**TASK DIRECTIONS:** Please restate the following records word for word.

----- RECORDS SHOWN

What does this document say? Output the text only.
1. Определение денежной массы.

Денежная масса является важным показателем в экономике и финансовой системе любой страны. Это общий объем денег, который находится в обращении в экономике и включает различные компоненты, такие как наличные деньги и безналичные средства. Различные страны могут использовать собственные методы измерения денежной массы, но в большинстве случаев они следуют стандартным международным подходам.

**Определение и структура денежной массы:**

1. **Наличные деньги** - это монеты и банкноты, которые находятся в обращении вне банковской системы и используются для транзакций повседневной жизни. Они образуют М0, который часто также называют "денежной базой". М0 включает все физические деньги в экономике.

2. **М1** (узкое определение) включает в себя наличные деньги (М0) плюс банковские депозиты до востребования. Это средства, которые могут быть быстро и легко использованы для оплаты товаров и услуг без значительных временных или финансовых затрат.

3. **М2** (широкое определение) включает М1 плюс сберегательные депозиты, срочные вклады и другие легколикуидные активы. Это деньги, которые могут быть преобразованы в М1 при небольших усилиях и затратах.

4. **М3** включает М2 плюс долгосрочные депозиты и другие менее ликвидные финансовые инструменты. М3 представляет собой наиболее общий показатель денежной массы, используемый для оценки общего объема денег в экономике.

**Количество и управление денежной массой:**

----------

**RESPONSE BELOW:**
What does this document say? Output the text only.
1. Определение денежной массы.

Денежная масса является важным показателем в экономике и финансовой системе любой страны. Это общий объем денег, который находится в обращении в экономике и включает различные компоненты, такие как наличные деньги и безналичные средства. Различные страны могут использовать собственные методы измерения денежной массы, но в большинстве случаев они следуют стандартным международным подходам.

**Определение и структура денежной массы:**

1. **Наличные деньги** - это монеты и банкноты, которые находятся в обращении вне банковской системы и используются для транзакций повседневной жизни. Они образуют М0, который часто также называют "денежной базой". М0 включает все физические деньги в экономике.

2. **М1** (узкое определение) включает в себя наличные деньги (М0) плюс банковские депозиты до востребования. Это средства, которые могут быть быстро и легко использованы для оплаты товаров и услуг без значительных временных или финансовых затрат.

3. **М2** (широкое определение) включает М1 плюс сберегательные депозиты, срочные вклады и другие легколикуидные активы. Это деньги, которые могут быть преобразованы в М1 при небольших усилиях и затратах.

4. **М3** включает М2 плюс долгосрочные депозиты и другие менее ликвидные финансовые инструменты. М3 представляет собой наиболее общий показатель денежной массы, используемый для оценки общего объема денег в экономике.

**Количество и управление денежной массой:**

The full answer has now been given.